Start of Dataset content

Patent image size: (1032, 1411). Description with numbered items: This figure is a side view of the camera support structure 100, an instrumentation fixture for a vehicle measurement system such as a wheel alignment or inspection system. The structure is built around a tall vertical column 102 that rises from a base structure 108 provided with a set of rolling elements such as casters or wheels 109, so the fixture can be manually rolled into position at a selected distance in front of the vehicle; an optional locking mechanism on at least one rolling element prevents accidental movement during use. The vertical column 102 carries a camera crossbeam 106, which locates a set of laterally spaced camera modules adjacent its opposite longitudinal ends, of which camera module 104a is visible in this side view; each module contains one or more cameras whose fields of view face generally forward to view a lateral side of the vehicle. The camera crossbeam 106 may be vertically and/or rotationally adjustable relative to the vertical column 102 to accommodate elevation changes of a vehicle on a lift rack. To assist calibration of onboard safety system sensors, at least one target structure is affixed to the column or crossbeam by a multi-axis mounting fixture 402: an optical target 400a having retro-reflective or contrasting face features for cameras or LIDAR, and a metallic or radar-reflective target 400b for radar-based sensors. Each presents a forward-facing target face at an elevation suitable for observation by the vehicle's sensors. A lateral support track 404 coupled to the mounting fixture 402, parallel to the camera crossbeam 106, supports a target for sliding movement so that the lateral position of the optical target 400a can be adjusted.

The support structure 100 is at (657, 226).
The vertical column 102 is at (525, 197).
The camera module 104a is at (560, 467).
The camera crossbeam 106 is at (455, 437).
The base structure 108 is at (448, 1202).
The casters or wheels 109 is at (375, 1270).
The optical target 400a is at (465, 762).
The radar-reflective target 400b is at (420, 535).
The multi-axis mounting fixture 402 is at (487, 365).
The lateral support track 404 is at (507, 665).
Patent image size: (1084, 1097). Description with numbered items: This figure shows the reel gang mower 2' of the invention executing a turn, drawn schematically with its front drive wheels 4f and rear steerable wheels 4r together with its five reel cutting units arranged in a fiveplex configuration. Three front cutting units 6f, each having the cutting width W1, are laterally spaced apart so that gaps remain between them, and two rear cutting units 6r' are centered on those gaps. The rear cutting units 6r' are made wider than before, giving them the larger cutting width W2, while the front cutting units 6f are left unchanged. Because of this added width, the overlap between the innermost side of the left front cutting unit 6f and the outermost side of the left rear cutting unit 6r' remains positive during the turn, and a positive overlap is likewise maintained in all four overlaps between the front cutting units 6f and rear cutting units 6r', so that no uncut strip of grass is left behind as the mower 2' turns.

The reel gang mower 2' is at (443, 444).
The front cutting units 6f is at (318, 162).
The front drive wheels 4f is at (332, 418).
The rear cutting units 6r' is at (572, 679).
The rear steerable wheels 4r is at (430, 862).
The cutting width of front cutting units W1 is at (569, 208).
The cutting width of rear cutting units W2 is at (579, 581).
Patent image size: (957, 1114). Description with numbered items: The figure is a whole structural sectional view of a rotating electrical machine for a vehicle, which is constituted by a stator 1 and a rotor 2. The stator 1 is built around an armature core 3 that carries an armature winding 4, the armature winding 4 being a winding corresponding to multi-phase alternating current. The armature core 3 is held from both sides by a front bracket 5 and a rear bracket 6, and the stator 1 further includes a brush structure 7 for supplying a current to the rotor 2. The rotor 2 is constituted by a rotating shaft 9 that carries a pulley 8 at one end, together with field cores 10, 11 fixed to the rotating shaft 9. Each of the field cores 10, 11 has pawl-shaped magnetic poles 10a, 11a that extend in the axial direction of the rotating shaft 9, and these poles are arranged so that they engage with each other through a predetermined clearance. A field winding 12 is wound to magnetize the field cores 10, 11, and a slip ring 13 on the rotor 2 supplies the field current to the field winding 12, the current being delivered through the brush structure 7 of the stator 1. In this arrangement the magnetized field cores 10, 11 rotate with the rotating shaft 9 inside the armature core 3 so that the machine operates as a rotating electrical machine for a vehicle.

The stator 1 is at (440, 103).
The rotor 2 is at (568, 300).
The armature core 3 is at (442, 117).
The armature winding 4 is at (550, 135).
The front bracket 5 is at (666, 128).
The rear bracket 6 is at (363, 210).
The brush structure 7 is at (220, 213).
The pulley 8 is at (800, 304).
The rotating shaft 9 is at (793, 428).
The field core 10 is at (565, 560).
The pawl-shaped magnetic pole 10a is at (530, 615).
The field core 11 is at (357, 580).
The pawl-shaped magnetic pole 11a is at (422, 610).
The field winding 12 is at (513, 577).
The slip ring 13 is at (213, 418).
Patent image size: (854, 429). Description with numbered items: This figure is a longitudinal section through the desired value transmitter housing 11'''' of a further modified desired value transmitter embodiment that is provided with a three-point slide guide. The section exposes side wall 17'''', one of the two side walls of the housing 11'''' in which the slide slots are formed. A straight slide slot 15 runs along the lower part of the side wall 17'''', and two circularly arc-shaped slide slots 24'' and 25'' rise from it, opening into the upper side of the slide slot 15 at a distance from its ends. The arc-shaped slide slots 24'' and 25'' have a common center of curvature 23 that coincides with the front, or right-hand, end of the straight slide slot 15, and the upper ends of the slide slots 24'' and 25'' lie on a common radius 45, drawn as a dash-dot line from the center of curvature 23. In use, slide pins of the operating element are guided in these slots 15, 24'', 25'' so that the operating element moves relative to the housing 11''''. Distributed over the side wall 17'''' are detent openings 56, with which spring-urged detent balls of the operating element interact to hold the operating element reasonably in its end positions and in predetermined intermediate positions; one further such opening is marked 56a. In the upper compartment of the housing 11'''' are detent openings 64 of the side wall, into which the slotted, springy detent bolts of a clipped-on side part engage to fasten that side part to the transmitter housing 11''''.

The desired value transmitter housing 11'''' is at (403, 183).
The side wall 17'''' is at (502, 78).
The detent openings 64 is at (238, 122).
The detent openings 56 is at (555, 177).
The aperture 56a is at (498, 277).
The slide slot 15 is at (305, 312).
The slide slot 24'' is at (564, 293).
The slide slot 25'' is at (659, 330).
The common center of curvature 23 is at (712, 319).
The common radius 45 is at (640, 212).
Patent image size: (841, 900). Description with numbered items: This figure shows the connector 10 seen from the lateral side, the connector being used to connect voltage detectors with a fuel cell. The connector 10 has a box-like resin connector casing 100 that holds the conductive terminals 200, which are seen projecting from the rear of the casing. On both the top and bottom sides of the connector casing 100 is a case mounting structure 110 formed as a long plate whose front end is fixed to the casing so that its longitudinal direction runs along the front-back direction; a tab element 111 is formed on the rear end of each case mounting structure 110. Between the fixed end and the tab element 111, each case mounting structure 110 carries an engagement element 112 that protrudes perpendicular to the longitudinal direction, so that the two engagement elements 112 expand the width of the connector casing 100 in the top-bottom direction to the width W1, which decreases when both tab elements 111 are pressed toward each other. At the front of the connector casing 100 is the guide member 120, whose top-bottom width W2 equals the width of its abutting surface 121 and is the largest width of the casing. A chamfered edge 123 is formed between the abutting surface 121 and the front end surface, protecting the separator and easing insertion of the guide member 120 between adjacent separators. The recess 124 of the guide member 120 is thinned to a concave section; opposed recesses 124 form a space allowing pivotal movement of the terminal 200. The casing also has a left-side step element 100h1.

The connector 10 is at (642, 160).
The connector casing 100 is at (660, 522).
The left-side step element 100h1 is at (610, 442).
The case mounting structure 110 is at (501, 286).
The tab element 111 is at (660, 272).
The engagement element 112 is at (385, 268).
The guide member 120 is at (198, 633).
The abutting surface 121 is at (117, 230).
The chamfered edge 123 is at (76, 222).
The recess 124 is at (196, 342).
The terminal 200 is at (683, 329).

End of Dataset content

*Aim of the task:*
Render all of the rows above as a JSON array of strings, with one string per line and blank lines omitted.

*Response for this exercise:*
[
  "Patent image size: (1032, 1411). Description with numbered items: This figure is a side view of the camera support structure 100, an instrumentation fixture for a vehicle measurement system such as a wheel alignment or inspection system. The structure is built around a tall vertical column 102 that rises from a base structure 108 provided with a set of rolling elements such as casters or wheels 109, so the fixture can be manually rolled into position at a selected distance in front of the vehicle; an optional locking mechanism on at least one rolling element prevents accidental movement during use. The vertical column 102 carries a camera crossbeam 106, which locates a set of laterally spaced camera modules adjacent its opposite longitudinal ends, of which camera module 104a is visible in this side view; each module contains one or more cameras whose fields of view face generally forward to view a lateral side of the vehicle. The camera crossbeam 106 may be vertically and/or rotationally adjustable relative to the vertical column 102 to accommodate elevation changes of a vehicle on a lift rack. To assist calibration of onboard safety system sensors, at least one target structure is affixed to the column or crossbeam by a multi-axis mounting fixture 402: an optical target 400a having retro-reflective or contrasting face features for cameras or LIDAR, and a metallic or radar-reflective target 400b for radar-based sensors. Each presents a forward-facing target face at an elevation suitable for observation by the vehicle's sensors. A lateral support track 404 coupled to the mounting fixture 402, parallel to the camera crossbeam 106, supports a target for sliding movement so that the lateral position of the optical target 400a can be adjusted.",
  "The support structure 100 is at (657, 226).",
  "The vertical column 102 is at (525, 197).",
  "The camera module 104a is at (560, 467).",
  "The camera crossbeam 106 is at (455, 437).",
  "The base structure 108 is at (448, 1202).",
  "The casters or wheels 109 is at (375, 1270).",
  "The optical target 400a is at (465, 762).",
  "The radar-reflective target 400b is at (420, 535).",
  "The multi-axis mounting fixture 402 is at (487, 365).",
  "The lateral support track 404 is at (507, 665).",
  "Patent image size: (1084, 1097). Description with numbered items: This figure shows the reel gang mower 2' of the invention executing a turn, drawn schematically with its front drive wheels 4f and rear steerable wheels 4r together with its five reel cutting units arranged in a fiveplex configuration. Three front cutting units 6f, each having the cutting width W1, are laterally spaced apart so that gaps remain between them, and two rear cutting units 6r' are centered on those gaps. The rear cutting units 6r' are made wider than before, giving them the larger cutting width W2, while the front cutting units 6f are left unchanged. Because of this added width, the overlap between the innermost side of the left front cutting unit 6f and the outermost side of the left rear cutting unit 6r' remains positive during the turn, and a positive overlap is likewise maintained in all four overlaps between the front cutting units 6f and rear cutting units 6r', so that no uncut strip of grass is left behind as the mower 2' turns.",
  "The reel gang mower 2' is at (443, 444).",
  "The front cutting units 6f is at (318, 162).",
  "The front drive wheels 4f is at (332, 418).",
  "The rear cutting units 6r' is at (572, 679).",
  "The rear steerable wheels 4r is at (430, 862).",
  "The cutting width of front cutting units W1 is at (569, 208).",
  "The cutting width of rear cutting units W2 is at (579, 581).",
  "Patent image size: (957, 1114). Description with numbered items: The figure is a whole structural sectional view of a rotating electrical machine for a vehicle, which is constituted by a stator 1 and a rotor 2. The stator 1 is built around an armature core 3 that carries an armature winding 4, the armature winding 4 being a winding corresponding to multi-phase alternating current. The armature core 3 is held from both sides by a front bracket 5 and a rear bracket 6, and the stator 1 further includes a brush structure 7 for supplying a current to the rotor 2. The rotor 2 is constituted by a rotating shaft 9 that carries a pulley 8 at one end, together with field cores 10, 11 fixed to the rotating shaft 9. Each of the field cores 10, 11 has pawl-shaped magnetic poles 10a, 11a that extend in the axial direction of the rotating shaft 9, and these poles are arranged so that they engage with each other through a predetermined clearance. A field winding 12 is wound to magnetize the field cores 10, 11, and a slip ring 13 on the rotor 2 supplies the field current to the field winding 12, the current being delivered through the brush structure 7 of the stator 1. In this arrangement the magnetized field cores 10, 11 rotate with the rotating shaft 9 inside the armature core 3 so that the machine operates as a rotating electrical machine for a vehicle.",
  "The stator 1 is at (440, 103).",
  "The rotor 2 is at (568, 300).",
  "The armature core 3 is at (442, 117).",
  "The armature winding 4 is at (550, 135).",
  "The front bracket 5 is at (666, 128).",
  "The rear bracket 6 is at (363, 210).",
  "The brush structure 7 is at (220, 213).",
  "The pulley 8 is at (800, 304).",
  "The rotating shaft 9 is at (793, 428).",
  "The field core 10 is at (565, 560).",
  "The pawl-shaped magnetic pole 10a is at (530, 615).",
  "The field core 11 is at (357, 580).",
  "The pawl-shaped magnetic pole 11a is at (422, 610).",
  "The field winding 12 is at (513, 577).",
  "The slip ring 13 is at (213, 418).",
  "Patent image size: (854, 429). Description with numbered items: This figure is a longitudinal section through the desired value transmitter housing 11'''' of a further modified desired value transmitter embodiment that is provided with a three-point slide guide. The section exposes side wall 17'''', one of the two side walls of the housing 11'''' in which the slide slots are formed. A straight slide slot 15 runs along the lower part of the side wall 17'''', and two circularly arc-shaped slide slots 24'' and 25'' rise from it, opening into the upper side of the slide slot 15 at a distance from its ends. The arc-shaped slide slots 24'' and 25'' have a common center of curvature 23 that coincides with the front, or right-hand, end of the straight slide slot 15, and the upper ends of the slide slots 24'' and 25'' lie on a common radius 45, drawn as a dash-dot line from the center of curvature 23. In use, slide pins of the operating element are guided in these slots 15, 24'', 25'' so that the operating element moves relative to the housing 11''''. Distributed over the side wall 17'''' are detent openings 56, with which spring-urged detent balls of the operating element interact to hold the operating element reasonably in its end positions and in predetermined intermediate positions; one further such opening is marked 56a. In the upper compartment of the housing 11'''' are detent openings 64 of the side wall, into which the slotted, springy detent bolts of a clipped-on side part engage to fasten that side part to the transmitter housing 11''''.",
  "The desired value transmitter housing 11'''' is at (403, 183).",
  "The side wall 17'''' is at (502, 78).",
  "The detent openings 64 is at (238, 122).",
  "The detent openings 56 is at (555, 177).",
  "The aperture 56a is at (498, 277).",
  "The slide slot 15 is at (305, 312).",
  "The slide slot 24'' is at (564, 293).",
  "The slide slot 25'' is at (659, 330).",
  "The common center of curvature 23 is at (712, 319).",
  "The common radius 45 is at (640, 212).",
  "Patent image size: (841, 900). Description with numbered items: This figure shows the connector 10 seen from the lateral side, the connector being used to connect voltage detectors with a fuel cell. The connector 10 has a box-like resin connector casing 100 that holds the conductive terminals 200, which are seen projecting from the rear of the casing. On both the top and bottom sides of the connector casing 100 is a case mounting structure 110 formed as a long plate whose front end is fixed to the casing so that its longitudinal direction runs along the front-back direction; a tab element 111 is formed on the rear end of each case mounting structure 110. Between the fixed end and the tab element 111, each case mounting structure 110 carries an engagement element 112 that protrudes perpendicular to the longitudinal direction, so that the two engagement elements 112 expand the width of the connector casing 100 in the top-bottom direction to the width W1, which decreases when both tab elements 111 are pressed toward each other. At the front of the connector casing 100 is the guide member 120, whose top-bottom width W2 equals the width of its abutting surface 121 and is the largest width of the casing. A chamfered edge 123 is formed between the abutting surface 121 and the front end surface, protecting the separator and easing insertion of the guide member 120 between adjacent separators. The recess 124 of the guide member 120 is thinned to a concave section; opposed recesses 124 form a space allowing pivotal movement of the terminal 200. The casing also has a left-side step element 100h1.",
  "The connector 10 is at (642, 160).",
  "The connector casing 100 is at (660, 522).",
  "The left-side step element 100h1 is at (610, 442).",
  "The case mounting structure 110 is at (501, 286).",
  "The tab element 111 is at (660, 272).",
  "The engagement element 112 is at (385, 268).",
  "The guide member 120 is at (198, 633).",
  "The abutting surface 121 is at (117, 230).",
  "The chamfered edge 123 is at (76, 222).",
  "The recess 124 is at (196, 342).",
  "The terminal 200 is at (683, 329)."
]